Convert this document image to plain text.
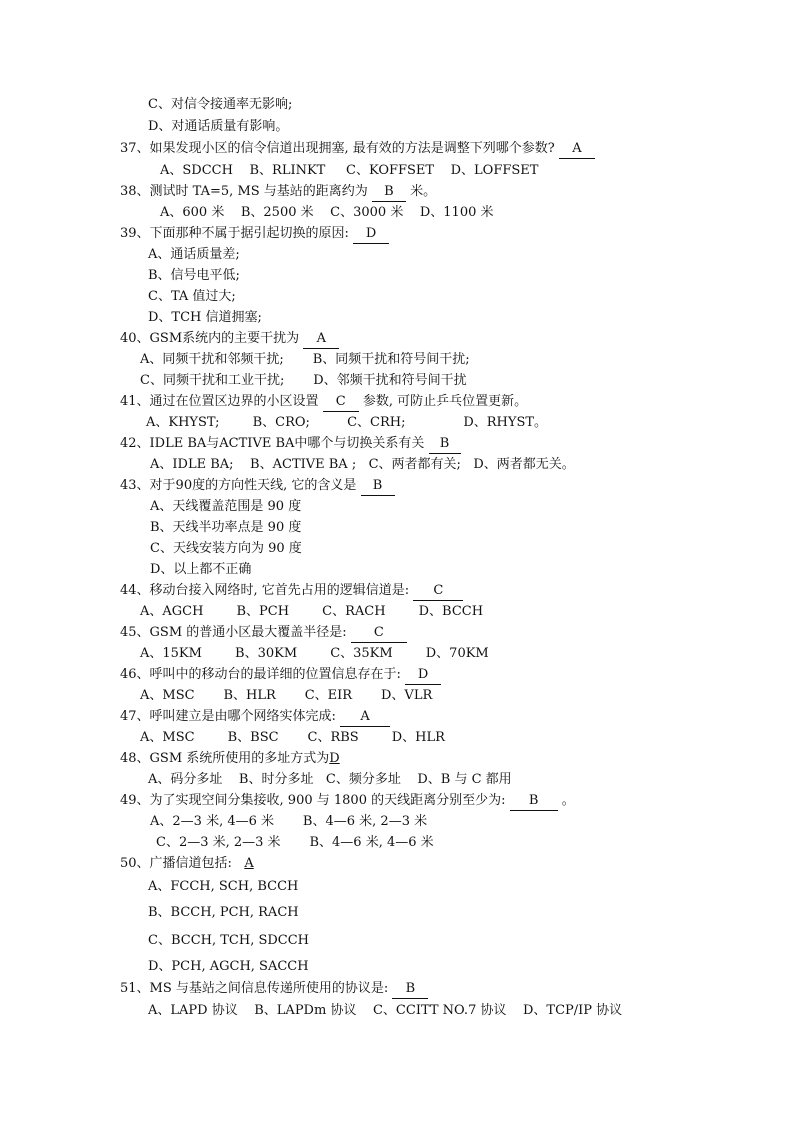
C、对信令接通率无影响;
D、对通话质量有影响。
37、如果发现小区的信令信道出现拥塞, 最有效的方法是调整下列哪个参数? A
A、SDCCH    B、RLINKT     C、KOFFSET    D、LOFFSET
38、测试时 TA=5, MS 与基站的距离约为 B 米。
A、600 米    B、2500 米    C、3000 米    D、1100 米
39、下面那种不属于据引起切换的原因: D
A、通话质量差;
B、信号电平低;
C、TA 值过大;
D、TCH 信道拥塞;
40、GSM系统内的主要干扰为 A
A、同频干扰和邻频干扰;       B、同频干扰和符号间干扰;
C、同频干扰和工业干扰;       D、邻频干扰和符号间干扰
41、通过在位置区边界的小区设置 C 参数, 可防止乒乓位置更新。
A、KHYST;        B、CRO;         C、CRH;              D、RHYST。
42、IDLE BA与ACTIVE BA中哪个与切换关系有关 B
A、IDLE BA;    B、ACTIVE BA ;   C、两者都有关;   D、两者都无关。
43、对于90度的方向性天线, 它的含义是 B
A、天线覆盖范围是 90 度
B、天线半功率点是 90 度
C、天线安装方向为 90 度
D、以上都不正确
44、移动台接入网络时, 它首先占用的逻辑信道是: C
A、AGCH        B、PCH        C、RACH        D、BCCH
45、GSM 的普通小区最大覆盖半径是: C
A、15KM        B、30KM        C、35KM        D、70KM
46、呼叫中的移动台的最详细的位置信息存在于: D
A、MSC       B、HLR       C、EIR       D、VLR
47、呼叫建立是由哪个网络实体完成: A
A、MSC        B、BSC       C、RBS        D、HLR
48、GSM 系统所使用的多址方式为D
A、码分多址    B、时分多址   C、频分多址    D、B 与 C 都用
49、为了实现空间分集接收, 900 与 1800 的天线距离分别至少为: B 。
A、2—3 米, 4—6 米       B、4—6 米, 2—3 米
C、2—3 米, 2—3 米       B、4—6 米, 4—6 米
50、广播信道包括: A
A、FCCH, SCH, BCCH
B、BCCH, PCH, RACH
C、BCCH, TCH, SDCCH
D、PCH, AGCH, SACCH
51、MS 与基站之间信息传递所使用的协议是: B
A、LAPD 协议    B、LAPDm 协议    C、CCITT NO.7 协议    D、TCP/IP 协议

_Set exercise:_ Reproduce the listing above exactly, excluding all pictures.

_Exercise solution:_
Convert this document image to plain text.
C、对信令接通率无影响;
D、对通话质量有影响。
37、如果发现小区的信令信道出现拥塞, 最有效的方法是调整下列哪个参数? A
A、SDCCH    B、RLINKT     C、KOFFSET    D、LOFFSET
38、测试时 TA=5, MS 与基站的距离约为 B 米。
A、600 米    B、2500 米    C、3000 米    D、1100 米
39、下面那种不属于据引起切换的原因: D
A、通话质量差;
B、信号电平低;
C、TA 值过大;
D、TCH 信道拥塞;
40、GSM系统内的主要干扰为 A
A、同频干扰和邻频干扰;       B、同频干扰和符号间干扰;
C、同频干扰和工业干扰;       D、邻频干扰和符号间干扰
41、通过在位置区边界的小区设置 C 参数, 可防止乒乓位置更新。
A、KHYST;        B、CRO;         C、CRH;              D、RHYST。
42、IDLE BA与ACTIVE BA中哪个与切换关系有关 B
A、IDLE BA;    B、ACTIVE BA ;   C、两者都有关;   D、两者都无关。
43、对于90度的方向性天线, 它的含义是 B
A、天线覆盖范围是 90 度
B、天线半功率点是 90 度
C、天线安装方向为 90 度
D、以上都不正确
44、移动台接入网络时, 它首先占用的逻辑信道是: C
A、AGCH        B、PCH        C、RACH        D、BCCH
45、GSM 的普通小区最大覆盖半径是: C
A、15KM        B、30KM        C、35KM        D、70KM
46、呼叫中的移动台的最详细的位置信息存在于: D
A、MSC       B、HLR       C、EIR       D、VLR
47、呼叫建立是由哪个网络实体完成: A
A、MSC        B、BSC       C、RBS        D、HLR
48、GSM 系统所使用的多址方式为D
A、码分多址    B、时分多址   C、频分多址    D、B 与 C 都用
49、为了实现空间分集接收, 900 与 1800 的天线距离分别至少为: B 。
A、2—3 米, 4—6 米       B、4—6 米, 2—3 米
C、2—3 米, 2—3 米       B、4—6 米, 4—6 米
50、广播信道包括: A
A、FCCH, SCH, BCCH
B、BCCH, PCH, RACH
C、BCCH, TCH, SDCCH
D、PCH, AGCH, SACCH
51、MS 与基站之间信息传递所使用的协议是: B
A、LAPD 协议    B、LAPDm 协议    C、CCITT NO.7 协议    D、TCP/IP 协议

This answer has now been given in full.